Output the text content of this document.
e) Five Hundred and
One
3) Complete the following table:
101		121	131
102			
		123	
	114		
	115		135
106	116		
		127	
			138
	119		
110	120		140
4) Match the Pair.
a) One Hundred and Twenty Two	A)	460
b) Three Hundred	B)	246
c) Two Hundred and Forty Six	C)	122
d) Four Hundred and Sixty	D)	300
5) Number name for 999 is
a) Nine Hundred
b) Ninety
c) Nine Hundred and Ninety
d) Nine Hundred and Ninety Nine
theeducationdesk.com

---

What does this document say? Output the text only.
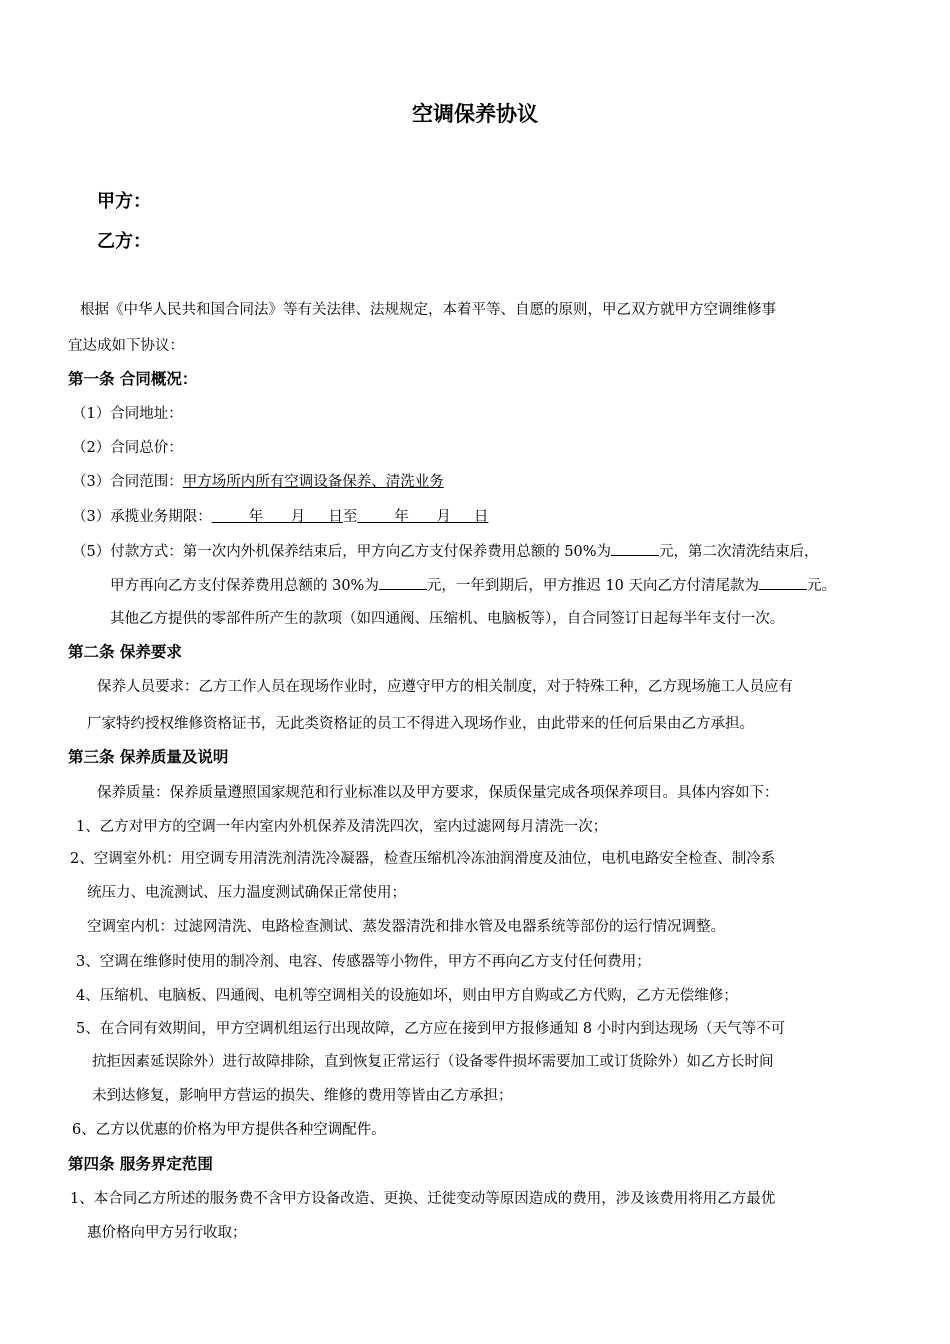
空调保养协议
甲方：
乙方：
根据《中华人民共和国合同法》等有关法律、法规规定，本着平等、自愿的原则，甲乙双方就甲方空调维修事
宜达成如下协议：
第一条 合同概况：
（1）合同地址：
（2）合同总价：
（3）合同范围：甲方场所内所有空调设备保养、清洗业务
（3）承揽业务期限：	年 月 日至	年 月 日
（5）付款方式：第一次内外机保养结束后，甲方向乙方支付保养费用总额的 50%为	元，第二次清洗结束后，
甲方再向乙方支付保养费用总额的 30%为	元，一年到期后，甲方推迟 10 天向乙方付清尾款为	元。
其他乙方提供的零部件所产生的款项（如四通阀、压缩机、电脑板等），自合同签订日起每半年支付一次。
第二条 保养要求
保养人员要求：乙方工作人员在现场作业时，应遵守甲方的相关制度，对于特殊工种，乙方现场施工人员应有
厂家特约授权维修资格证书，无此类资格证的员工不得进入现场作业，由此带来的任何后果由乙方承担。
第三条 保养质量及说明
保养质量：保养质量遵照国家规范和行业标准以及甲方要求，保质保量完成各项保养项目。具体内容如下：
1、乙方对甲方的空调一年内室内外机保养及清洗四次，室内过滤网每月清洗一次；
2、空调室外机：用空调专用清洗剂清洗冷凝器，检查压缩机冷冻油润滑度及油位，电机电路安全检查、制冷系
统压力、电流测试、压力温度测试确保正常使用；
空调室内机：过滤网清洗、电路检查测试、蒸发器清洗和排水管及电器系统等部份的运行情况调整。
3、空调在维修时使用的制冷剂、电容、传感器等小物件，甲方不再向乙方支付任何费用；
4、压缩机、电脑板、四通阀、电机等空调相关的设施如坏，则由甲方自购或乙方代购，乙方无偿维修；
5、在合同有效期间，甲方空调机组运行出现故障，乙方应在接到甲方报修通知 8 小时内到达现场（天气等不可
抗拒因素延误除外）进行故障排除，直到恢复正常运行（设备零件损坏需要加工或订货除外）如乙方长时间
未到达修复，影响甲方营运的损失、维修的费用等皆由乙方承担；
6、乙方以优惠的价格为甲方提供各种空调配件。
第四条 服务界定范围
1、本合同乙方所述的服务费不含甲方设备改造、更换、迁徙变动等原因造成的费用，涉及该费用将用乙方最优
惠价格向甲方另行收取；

## Stated goal
Where a line above holds the string "document", show that line.

## Reply
Output the text content of this document.
What does this document say? Output the text only.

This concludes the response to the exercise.